● QUOTED PASSAGE:

□ □ □ □

Date: February 18, 2020
CAMDEN, N.J. – A Camden woman was sentenced today to 46 months in prison for accessing a protected computer without authorization, stealing money from her employer and then laundering the proceeds of her theft.
Dilcia Mercedes previously pleaded guilty before U.S. District Judge Renee Marie Bumb to an information charging her with one count of unauthorized access of a computer with intent to defraud and one count of money laundering. Judge Bumb imposed the sentence today in Camden federal court.
According to documents filed in this case and statements made in court:
From April 2014 to May 2017, Mercedes worked for a mortgage lender as a payment processor and had access to the company's computer system. She discovered that some escrow checks were returned to the company as undeliverable. Mercedes admitted that she would monitor those funds by checking monthly reports to see if the funds were ever claimed. If the money was not claimed, Mercedes recruited various family members and friends to allow her to use their bank accounts. With that information, Mercedes used her family members' and friends' identities to open reloadable debit/credit accounts. She accessed the company's computer system and made it appear as if the customer requested that the money be sent via wire transfer into the fraudulent accounts. After creating the request, Mercedes then accessed the company's computer and approved the transfer using a co-worker's login and password.

□ □ □ □

● EXTRACTED ENTRIES:

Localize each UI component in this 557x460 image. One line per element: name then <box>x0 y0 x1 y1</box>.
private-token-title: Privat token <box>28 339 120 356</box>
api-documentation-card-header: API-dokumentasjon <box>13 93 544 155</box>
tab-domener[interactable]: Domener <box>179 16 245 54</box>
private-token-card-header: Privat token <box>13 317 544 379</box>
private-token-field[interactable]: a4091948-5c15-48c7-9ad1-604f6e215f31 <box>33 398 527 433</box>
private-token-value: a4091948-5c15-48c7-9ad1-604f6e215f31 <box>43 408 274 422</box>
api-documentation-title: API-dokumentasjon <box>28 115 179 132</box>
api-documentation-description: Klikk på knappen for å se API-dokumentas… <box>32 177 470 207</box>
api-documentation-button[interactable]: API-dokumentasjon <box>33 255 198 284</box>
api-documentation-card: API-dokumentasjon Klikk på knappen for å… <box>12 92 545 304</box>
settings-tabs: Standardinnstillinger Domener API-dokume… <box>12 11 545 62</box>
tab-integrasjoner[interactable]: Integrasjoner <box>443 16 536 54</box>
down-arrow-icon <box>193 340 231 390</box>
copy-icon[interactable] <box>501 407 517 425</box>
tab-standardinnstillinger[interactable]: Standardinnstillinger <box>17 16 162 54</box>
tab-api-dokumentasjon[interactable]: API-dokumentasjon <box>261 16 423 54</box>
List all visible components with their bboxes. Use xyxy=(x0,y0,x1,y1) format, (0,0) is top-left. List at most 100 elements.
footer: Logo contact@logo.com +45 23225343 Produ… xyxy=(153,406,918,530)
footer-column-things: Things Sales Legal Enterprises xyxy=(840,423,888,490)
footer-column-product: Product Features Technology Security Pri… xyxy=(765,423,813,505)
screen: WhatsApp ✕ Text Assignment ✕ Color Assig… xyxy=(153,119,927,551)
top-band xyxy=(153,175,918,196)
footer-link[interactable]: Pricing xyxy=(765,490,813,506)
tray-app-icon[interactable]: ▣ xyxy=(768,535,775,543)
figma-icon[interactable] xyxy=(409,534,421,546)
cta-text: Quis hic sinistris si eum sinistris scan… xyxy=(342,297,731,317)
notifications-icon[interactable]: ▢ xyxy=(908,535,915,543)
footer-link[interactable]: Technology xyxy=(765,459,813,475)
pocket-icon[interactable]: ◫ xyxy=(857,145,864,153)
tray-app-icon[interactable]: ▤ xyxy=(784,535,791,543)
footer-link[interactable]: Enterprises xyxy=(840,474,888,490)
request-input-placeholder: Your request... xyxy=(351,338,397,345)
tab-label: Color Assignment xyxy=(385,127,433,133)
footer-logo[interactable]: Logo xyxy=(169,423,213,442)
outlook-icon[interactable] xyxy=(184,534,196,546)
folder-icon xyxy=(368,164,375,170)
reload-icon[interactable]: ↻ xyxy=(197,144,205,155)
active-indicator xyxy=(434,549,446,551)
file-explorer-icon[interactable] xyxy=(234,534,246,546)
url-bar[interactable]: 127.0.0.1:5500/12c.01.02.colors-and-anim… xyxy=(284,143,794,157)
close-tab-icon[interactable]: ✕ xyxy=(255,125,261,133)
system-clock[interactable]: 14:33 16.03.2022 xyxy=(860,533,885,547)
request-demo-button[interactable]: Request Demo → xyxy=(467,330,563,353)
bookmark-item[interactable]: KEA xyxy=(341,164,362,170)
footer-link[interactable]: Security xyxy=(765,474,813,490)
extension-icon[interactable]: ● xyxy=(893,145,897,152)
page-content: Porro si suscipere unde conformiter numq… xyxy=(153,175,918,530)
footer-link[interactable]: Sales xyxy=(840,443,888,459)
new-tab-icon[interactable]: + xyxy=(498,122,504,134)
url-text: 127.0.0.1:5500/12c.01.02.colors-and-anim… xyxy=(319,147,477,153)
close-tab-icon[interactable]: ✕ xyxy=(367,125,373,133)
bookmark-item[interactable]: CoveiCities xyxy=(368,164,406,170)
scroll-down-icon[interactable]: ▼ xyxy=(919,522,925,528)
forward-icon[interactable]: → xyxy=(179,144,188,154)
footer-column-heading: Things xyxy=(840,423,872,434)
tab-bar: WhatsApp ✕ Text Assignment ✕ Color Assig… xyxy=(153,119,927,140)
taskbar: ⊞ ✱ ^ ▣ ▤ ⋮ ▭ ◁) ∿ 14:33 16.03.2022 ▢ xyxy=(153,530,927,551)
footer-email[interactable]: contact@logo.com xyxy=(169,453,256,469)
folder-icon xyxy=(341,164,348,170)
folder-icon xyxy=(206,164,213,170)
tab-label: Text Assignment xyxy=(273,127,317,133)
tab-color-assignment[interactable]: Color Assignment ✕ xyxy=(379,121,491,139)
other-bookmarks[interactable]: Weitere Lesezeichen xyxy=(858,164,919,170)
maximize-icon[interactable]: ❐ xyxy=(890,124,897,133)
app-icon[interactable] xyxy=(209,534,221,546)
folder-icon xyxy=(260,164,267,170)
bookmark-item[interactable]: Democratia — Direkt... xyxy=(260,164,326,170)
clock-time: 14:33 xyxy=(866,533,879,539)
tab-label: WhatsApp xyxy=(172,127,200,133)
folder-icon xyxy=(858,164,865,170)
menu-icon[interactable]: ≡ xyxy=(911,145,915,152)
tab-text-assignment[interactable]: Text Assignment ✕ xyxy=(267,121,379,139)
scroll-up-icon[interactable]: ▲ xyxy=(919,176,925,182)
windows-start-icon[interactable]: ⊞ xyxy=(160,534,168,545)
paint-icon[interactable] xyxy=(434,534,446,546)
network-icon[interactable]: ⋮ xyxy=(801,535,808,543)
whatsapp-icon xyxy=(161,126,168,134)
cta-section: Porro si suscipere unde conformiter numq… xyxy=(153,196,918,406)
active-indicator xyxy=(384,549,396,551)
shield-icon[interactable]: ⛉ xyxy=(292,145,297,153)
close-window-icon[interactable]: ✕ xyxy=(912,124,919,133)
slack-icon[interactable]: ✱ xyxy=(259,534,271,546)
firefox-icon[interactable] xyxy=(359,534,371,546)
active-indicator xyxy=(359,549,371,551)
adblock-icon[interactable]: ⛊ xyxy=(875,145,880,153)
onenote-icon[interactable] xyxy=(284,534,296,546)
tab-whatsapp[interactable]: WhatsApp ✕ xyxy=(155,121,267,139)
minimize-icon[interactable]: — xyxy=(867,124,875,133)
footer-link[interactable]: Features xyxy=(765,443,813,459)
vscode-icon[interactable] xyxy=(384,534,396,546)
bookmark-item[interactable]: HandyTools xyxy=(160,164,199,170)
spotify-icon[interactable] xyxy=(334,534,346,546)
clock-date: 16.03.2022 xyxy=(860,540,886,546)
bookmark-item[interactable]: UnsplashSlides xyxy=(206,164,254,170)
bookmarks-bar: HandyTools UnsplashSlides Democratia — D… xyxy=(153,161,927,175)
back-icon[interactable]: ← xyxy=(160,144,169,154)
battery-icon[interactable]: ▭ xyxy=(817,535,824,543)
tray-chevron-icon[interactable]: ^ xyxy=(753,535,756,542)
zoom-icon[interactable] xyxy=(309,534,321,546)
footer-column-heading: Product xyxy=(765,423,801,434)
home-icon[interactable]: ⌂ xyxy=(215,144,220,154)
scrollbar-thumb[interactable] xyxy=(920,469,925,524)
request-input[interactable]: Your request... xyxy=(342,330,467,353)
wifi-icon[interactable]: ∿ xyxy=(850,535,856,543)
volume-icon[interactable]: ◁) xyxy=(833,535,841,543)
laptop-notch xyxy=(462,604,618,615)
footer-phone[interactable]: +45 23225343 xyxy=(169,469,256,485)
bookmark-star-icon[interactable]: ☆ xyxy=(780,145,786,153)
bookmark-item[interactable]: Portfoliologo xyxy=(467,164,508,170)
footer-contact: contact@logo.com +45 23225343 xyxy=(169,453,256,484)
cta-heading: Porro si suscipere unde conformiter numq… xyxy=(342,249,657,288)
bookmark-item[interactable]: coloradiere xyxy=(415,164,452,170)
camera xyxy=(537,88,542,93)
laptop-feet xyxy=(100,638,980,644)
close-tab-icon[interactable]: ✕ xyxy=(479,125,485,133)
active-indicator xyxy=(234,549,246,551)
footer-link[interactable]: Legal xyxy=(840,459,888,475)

□ □ □ □

● DIRECTIONS:
[1] Copy the part of the press release on the Camden sentencing starting at "Date: February 18, 2020" and ending at "of her theft.".
[2] Proceed with the press release on the Camden sentencing, picking up after its last sentence.
The items come from a different source than the press release.

● ANSWERS PROVIDED:
[1]
Date: February 18, 2020
CAMDEN, N.J. – A Camden woman was sentenced today to 46 months in prison for accessing a protected computer without authorization, stealing money from her employer and then laundering the proceeds of her theft.

[2]
Mercedes caused approximately 580 fraudulent wire transfers, totaling more than $2 million, from her company's bank account to bank accounts and reloadable debit/credit accounts controlled by Mercedes' relatives, friends or associates. She then used the money to pay personal expenses.
In addition to the prison term, Judge Bumb sentenced Mercedes to three years of supervised release and ordered her to pay $2,087,697 in restitution.
This investigation was conducted by special agents of IRS - Criminal Investigation, under the direction of Special Agent in Charge John R. Tafur; special agents of the Department of Homeland Security, Homeland Security Investigations, under the direction of Special Agent in Charge Brian Michael, special agents of the U.S. Department of Housing and Urban Development, Office of Inspector General, under the direction of Special Agent in Charge Wyatt Achord, and special agents of the Board of Governors of the Federal Reserve System Consumer Financial Protection Bureau, Office of Inspector General, under the direction of Special Agent in Charge Stephen Carroll.
The government is represented by Senior Trial Counsel Jason M. Richardson of the U.S. Attorney's Office Criminal Division in Camden.